■ **Objective**: Copy the material from its first line down through the line containing "Point xyxy=(101,503,124,517)", including that line, with no changes.
┌──
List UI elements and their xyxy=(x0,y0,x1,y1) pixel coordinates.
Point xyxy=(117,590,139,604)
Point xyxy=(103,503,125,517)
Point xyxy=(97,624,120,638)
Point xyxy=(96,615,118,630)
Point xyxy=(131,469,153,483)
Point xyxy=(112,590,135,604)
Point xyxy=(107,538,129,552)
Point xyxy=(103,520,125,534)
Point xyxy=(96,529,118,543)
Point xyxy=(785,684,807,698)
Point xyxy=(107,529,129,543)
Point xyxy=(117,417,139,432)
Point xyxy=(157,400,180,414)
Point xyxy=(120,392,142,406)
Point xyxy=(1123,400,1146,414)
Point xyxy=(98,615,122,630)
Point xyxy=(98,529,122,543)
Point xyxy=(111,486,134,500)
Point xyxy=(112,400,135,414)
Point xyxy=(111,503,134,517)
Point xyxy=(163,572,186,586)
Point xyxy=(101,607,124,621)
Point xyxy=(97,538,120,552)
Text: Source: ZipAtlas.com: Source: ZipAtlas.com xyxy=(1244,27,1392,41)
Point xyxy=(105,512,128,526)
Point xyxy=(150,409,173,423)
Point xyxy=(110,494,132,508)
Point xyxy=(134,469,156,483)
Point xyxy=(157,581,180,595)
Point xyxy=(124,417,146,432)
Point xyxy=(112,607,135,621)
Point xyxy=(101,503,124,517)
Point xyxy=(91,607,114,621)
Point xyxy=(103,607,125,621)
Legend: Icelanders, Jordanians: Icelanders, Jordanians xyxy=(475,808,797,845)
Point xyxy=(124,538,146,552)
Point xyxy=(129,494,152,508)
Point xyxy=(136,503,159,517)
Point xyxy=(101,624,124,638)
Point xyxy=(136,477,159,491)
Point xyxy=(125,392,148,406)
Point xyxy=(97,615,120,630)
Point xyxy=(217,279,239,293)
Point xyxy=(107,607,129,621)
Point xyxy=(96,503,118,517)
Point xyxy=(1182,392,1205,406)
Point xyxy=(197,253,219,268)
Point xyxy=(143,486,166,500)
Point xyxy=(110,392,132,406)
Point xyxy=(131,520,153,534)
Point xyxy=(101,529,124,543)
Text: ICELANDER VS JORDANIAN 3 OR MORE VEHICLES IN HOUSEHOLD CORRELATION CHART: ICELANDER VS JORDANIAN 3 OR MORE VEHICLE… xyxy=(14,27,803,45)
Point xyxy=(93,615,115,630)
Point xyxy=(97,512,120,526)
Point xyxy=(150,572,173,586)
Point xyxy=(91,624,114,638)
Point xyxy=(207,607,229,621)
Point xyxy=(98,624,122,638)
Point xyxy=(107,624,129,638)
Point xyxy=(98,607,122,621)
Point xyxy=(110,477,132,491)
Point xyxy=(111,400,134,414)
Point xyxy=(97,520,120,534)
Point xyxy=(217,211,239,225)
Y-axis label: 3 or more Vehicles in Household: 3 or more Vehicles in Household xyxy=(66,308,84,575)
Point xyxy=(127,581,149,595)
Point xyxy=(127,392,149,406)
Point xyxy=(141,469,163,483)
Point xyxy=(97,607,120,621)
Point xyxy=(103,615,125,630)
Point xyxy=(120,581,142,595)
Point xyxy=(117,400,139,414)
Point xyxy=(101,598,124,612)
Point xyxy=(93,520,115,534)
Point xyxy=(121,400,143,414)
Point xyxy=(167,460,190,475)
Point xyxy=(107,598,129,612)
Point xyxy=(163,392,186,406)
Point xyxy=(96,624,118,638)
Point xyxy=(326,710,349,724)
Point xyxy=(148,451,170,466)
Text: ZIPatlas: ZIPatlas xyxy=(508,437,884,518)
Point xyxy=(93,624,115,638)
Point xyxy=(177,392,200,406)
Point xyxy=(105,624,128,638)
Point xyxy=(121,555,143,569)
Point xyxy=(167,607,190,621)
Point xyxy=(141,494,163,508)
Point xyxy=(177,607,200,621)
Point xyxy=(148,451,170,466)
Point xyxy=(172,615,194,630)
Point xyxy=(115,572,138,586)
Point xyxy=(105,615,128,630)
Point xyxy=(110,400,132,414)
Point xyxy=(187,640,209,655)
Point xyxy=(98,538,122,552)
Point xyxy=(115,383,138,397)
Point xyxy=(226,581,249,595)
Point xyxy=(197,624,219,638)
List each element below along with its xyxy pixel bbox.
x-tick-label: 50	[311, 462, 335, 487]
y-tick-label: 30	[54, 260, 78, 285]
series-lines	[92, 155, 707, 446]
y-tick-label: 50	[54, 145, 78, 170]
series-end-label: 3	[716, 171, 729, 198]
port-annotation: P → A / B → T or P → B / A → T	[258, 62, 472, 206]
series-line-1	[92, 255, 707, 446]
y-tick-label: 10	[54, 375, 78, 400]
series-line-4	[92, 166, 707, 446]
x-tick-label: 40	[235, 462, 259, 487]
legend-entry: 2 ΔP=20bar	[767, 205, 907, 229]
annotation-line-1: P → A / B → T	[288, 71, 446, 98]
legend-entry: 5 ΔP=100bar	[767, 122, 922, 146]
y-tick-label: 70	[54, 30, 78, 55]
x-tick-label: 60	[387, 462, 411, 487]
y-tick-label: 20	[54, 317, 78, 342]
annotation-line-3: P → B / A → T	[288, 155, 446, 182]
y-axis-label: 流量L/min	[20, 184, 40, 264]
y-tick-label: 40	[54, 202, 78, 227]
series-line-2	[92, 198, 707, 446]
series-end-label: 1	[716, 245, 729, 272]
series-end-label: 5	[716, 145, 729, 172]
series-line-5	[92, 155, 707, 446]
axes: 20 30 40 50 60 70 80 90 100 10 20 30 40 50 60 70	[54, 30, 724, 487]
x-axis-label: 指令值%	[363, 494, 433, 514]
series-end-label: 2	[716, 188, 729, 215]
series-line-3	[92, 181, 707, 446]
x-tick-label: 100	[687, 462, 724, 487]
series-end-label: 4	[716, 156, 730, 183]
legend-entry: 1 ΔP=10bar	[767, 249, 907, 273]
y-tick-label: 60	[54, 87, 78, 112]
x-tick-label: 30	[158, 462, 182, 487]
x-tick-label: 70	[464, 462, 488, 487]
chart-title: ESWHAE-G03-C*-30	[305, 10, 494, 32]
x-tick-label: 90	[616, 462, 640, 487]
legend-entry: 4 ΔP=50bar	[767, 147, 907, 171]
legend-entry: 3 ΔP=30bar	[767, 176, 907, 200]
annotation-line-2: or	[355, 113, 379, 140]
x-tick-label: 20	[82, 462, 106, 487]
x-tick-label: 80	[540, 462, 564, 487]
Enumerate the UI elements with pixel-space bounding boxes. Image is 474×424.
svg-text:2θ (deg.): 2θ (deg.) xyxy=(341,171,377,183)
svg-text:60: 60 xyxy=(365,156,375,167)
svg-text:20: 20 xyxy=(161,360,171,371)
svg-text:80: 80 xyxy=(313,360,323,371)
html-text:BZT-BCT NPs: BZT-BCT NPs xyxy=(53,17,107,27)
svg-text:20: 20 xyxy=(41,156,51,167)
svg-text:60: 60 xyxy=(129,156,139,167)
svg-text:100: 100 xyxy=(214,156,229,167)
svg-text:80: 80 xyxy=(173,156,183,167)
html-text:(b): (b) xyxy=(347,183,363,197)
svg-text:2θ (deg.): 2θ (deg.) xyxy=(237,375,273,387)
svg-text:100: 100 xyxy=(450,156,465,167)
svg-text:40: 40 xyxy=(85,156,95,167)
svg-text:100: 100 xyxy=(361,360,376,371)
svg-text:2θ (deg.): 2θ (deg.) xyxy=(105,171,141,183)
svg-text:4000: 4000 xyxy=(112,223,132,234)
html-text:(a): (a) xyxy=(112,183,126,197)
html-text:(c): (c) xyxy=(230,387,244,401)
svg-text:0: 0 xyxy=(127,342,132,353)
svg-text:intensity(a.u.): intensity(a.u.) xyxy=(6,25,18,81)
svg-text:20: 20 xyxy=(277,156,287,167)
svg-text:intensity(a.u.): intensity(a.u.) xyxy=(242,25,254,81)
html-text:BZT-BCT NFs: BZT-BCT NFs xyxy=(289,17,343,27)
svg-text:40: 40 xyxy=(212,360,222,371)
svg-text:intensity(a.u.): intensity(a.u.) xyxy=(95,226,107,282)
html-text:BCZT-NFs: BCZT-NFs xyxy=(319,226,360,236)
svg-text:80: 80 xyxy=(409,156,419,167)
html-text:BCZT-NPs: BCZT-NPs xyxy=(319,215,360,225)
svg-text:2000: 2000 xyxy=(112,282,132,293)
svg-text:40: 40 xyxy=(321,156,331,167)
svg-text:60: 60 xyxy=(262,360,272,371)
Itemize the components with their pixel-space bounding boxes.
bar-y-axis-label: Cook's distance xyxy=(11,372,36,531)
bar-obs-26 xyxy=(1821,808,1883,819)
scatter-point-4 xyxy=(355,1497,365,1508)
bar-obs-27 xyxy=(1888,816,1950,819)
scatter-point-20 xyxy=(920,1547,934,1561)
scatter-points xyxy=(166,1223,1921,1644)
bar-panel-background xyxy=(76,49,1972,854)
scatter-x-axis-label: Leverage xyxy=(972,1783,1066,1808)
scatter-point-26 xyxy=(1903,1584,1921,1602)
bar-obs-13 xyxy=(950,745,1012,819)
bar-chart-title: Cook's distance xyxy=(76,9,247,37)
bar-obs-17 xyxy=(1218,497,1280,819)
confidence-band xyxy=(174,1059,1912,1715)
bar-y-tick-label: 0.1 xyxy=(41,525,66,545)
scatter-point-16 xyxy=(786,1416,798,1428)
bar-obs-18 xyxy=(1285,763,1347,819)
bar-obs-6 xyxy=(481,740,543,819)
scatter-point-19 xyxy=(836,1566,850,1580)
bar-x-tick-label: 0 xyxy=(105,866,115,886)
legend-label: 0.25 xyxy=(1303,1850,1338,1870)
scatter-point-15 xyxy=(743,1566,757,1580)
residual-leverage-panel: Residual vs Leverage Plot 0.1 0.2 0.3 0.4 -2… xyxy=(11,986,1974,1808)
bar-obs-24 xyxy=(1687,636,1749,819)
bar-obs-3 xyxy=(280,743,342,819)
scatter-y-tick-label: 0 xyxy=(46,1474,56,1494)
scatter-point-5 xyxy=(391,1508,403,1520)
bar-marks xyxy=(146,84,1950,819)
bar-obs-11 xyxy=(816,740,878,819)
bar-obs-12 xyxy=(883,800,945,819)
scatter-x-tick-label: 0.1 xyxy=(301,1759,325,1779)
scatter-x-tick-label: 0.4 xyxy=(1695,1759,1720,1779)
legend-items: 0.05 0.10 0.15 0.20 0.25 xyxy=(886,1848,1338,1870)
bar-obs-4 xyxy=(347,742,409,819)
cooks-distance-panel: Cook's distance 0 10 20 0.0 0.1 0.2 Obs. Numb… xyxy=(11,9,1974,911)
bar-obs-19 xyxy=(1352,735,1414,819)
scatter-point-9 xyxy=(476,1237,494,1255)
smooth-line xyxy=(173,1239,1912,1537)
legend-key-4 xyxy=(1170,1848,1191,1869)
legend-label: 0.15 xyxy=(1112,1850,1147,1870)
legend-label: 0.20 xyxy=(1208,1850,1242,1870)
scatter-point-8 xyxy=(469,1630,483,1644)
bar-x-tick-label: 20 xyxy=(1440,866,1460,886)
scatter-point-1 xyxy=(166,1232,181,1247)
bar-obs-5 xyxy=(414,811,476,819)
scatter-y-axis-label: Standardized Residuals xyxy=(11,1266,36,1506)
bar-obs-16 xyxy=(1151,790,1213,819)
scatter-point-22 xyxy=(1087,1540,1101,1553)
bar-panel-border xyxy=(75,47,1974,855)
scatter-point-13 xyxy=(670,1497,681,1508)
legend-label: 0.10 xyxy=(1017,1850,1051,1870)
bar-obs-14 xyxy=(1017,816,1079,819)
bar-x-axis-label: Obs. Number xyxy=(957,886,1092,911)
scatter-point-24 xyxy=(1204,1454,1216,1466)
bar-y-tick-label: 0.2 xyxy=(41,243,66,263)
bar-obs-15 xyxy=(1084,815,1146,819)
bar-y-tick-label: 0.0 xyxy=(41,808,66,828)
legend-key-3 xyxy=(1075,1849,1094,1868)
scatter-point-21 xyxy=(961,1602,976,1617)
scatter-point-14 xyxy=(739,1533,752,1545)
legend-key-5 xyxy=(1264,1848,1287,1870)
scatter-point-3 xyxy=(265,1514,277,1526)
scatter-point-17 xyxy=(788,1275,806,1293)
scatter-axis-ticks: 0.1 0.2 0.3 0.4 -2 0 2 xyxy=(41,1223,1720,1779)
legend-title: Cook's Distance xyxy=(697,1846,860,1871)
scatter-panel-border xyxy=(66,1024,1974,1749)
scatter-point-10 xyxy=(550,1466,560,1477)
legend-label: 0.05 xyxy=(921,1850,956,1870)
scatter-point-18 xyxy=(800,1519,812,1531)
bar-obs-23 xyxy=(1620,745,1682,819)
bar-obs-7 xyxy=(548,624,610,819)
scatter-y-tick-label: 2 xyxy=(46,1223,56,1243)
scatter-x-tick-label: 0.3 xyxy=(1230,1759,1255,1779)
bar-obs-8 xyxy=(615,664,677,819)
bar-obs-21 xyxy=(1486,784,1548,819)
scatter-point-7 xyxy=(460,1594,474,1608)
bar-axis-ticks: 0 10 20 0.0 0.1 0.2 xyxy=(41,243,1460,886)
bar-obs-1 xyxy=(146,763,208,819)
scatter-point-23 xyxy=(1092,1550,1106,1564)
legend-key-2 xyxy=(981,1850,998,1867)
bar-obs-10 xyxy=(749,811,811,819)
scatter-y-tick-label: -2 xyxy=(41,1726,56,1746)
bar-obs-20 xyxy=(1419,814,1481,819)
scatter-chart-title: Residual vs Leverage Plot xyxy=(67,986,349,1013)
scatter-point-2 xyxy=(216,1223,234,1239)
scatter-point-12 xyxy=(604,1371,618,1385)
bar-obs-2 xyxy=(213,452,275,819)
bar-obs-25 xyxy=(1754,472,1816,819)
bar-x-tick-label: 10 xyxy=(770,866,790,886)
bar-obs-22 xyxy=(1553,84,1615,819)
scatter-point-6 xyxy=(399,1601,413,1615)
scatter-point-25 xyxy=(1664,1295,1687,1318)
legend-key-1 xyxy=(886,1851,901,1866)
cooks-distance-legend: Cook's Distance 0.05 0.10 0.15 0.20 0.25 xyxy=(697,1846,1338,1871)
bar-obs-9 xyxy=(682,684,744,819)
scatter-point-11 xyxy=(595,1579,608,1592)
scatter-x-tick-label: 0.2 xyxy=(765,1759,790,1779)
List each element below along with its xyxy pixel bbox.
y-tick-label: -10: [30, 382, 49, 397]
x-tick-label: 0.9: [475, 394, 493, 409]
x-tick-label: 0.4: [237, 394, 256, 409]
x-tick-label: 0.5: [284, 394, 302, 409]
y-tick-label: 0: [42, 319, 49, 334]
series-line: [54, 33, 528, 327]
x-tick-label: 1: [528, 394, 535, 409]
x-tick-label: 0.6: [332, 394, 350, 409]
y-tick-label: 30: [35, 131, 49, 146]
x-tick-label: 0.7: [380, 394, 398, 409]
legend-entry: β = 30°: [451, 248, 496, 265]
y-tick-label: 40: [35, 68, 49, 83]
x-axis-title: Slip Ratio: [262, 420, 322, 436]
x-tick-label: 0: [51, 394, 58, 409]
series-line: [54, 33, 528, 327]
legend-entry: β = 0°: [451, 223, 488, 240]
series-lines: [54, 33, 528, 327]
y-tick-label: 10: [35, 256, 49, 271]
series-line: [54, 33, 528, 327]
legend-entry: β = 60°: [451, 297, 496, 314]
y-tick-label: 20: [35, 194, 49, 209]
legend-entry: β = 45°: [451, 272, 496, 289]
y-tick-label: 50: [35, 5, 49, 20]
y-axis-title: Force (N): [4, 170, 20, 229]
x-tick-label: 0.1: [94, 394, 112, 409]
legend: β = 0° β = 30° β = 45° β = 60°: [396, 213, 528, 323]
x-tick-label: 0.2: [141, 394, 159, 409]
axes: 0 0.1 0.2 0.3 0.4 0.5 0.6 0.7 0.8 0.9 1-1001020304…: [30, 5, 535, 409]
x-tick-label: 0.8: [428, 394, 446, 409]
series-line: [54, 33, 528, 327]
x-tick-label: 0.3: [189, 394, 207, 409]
└──
■ **Output for this exercise**:
List UI elements and their xyxy=(x0,y0,x1,y1) pixel coordinates.
Point xyxy=(117,590,139,604)
Point xyxy=(103,503,125,517)
Point xyxy=(97,624,120,638)
Point xyxy=(96,615,118,630)
Point xyxy=(131,469,153,483)
Point xyxy=(112,590,135,604)
Point xyxy=(107,538,129,552)
Point xyxy=(103,520,125,534)
Point xyxy=(96,529,118,543)
Point xyxy=(785,684,807,698)
Point xyxy=(107,529,129,543)
Point xyxy=(117,417,139,432)
Point xyxy=(157,400,180,414)
Point xyxy=(120,392,142,406)
Point xyxy=(1123,400,1146,414)
Point xyxy=(98,615,122,630)
Point xyxy=(98,529,122,543)
Point xyxy=(111,486,134,500)
Point xyxy=(112,400,135,414)
Point xyxy=(111,503,134,517)
Point xyxy=(163,572,186,586)
Point xyxy=(101,607,124,621)
Point xyxy=(97,538,120,552)
Text: Source: ZipAtlas.com: Source: ZipAtlas.com xyxy=(1244,27,1392,41)
Point xyxy=(105,512,128,526)
Point xyxy=(150,409,173,423)
Point xyxy=(110,494,132,508)
Point xyxy=(134,469,156,483)
Point xyxy=(157,581,180,595)
Point xyxy=(124,417,146,432)
Point xyxy=(112,607,135,621)
Point xyxy=(101,503,124,517)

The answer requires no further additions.